*Explora el material*.
(a) Según el extracto sobre el cierre de Parker, ¿qué banco es el socio de la tarjeta de crédito de Parker?
(b) Cita del extracto sobre el cierre de Parker todo lo que va desde "El cierre no" hasta "de forma abrupta.".
(c) Explica, a partir del extracto sobre el cierre de Parker, con qué fin aprovecharon los competidores la noticia y qué ilustra esa reacción.

*Extracto del documento*.
++++++++++
El cierre no ha sido reconocido de manera directa en el sitio web de Parker, que sigue mostrando un banner que afirma que la empresa ha recaudado más de 200 millones de dólares en financiación. Sin embargo, múltiples publicaciones en redes sociales indican que el socio de la tarjeta de crédito de Parker, Patriot Bank, envió un mensaje a los clientes esta semana confirmando que el programa se había detenido. Los competidores aprovecharon rápidamente la noticia para captar antiguos clientes de Parker, ilustrando la exposición a la que se enfrentan los comerciantes de comercio electrónico cuando un proveedor financiero sale de forma abrupta.
Sibous no ha confirmado explícitamente el cierre ni la quiebra en LinkedIn. En una publicación reciente, indicó que si volviera a empezar, haría algunas cosas de manera diferente, incluyendo: “Evitar el exceso de contratación, decisiones reactivas y a los agoreros”.
++++++++++
*Listado extraído*.
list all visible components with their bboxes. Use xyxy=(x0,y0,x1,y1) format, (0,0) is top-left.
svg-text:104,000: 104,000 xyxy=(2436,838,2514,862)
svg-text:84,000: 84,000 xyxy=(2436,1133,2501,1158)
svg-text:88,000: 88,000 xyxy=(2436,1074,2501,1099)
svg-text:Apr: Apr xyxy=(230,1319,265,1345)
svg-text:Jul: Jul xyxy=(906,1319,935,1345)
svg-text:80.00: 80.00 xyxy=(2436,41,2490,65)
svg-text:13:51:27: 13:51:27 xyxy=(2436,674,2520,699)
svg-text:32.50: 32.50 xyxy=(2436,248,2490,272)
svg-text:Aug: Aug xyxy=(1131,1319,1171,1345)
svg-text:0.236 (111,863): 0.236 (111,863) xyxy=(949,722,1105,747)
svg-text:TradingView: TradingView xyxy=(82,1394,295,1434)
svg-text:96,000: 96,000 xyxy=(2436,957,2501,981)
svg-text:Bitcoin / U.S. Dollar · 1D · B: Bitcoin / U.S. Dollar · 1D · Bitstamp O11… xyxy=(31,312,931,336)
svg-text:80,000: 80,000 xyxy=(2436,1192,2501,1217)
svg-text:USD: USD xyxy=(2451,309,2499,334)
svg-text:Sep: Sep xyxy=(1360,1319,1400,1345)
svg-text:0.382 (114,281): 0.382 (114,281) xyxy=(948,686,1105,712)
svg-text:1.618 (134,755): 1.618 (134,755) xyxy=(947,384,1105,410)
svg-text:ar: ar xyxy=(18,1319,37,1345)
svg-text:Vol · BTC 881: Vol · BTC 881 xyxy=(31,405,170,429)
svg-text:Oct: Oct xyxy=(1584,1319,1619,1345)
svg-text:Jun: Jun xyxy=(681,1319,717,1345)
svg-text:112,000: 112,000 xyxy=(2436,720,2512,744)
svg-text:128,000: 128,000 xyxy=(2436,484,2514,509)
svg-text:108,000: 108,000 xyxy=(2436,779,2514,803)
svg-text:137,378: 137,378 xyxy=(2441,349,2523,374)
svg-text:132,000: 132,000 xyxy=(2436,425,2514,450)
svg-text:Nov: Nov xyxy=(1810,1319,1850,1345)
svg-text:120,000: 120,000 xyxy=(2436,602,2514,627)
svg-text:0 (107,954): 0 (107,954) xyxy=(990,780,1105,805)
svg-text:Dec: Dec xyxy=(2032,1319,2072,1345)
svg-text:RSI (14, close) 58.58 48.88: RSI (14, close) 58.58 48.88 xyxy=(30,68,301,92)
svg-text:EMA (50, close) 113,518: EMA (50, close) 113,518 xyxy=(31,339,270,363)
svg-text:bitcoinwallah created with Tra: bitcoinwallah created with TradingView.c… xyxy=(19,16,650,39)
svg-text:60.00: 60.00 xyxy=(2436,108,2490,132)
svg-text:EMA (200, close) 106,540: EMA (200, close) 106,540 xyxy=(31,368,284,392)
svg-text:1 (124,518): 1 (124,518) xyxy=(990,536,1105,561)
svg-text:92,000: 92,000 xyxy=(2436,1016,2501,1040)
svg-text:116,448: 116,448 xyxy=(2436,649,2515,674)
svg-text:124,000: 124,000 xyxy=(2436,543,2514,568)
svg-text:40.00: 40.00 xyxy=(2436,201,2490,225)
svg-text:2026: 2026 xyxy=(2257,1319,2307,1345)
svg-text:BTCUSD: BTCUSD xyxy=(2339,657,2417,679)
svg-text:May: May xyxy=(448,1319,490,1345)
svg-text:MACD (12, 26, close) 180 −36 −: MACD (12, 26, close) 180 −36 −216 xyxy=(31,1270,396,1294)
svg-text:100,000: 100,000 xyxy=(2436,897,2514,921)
++++++++++
*Soluciones en orden*.
(a) Patriot Bank.

(b)
El cierre no ha sido reconocido de manera directa en el sitio web de Parker, que sigue mostrando un banner que afirma que la empresa ha recaudado más de 200 millones de dólares en financiación. Sin embargo, múltiples publicaciones en redes sociales indican que el socio de la tarjeta de crédito de Parker, Patriot Bank, envió un mensaje a los clientes esta semana confirmando que el programa se había detenido. Los competidores aprovecharon rápidamente la noticia para captar antiguos clientes de Parker, ilustrando la exposición a la que se enfrentan los comerciantes de comercio electrónico cuando un proveedor financiero sale de forma abrupta.

(c) Los competidores aprovecharon la noticia para captar antiguos clientes de Parker. Esa reacción ilustra la exposición a la que se enfrentan los comerciantes de comercio electrónico cuando un proveedor financiero sale de forma abrupta.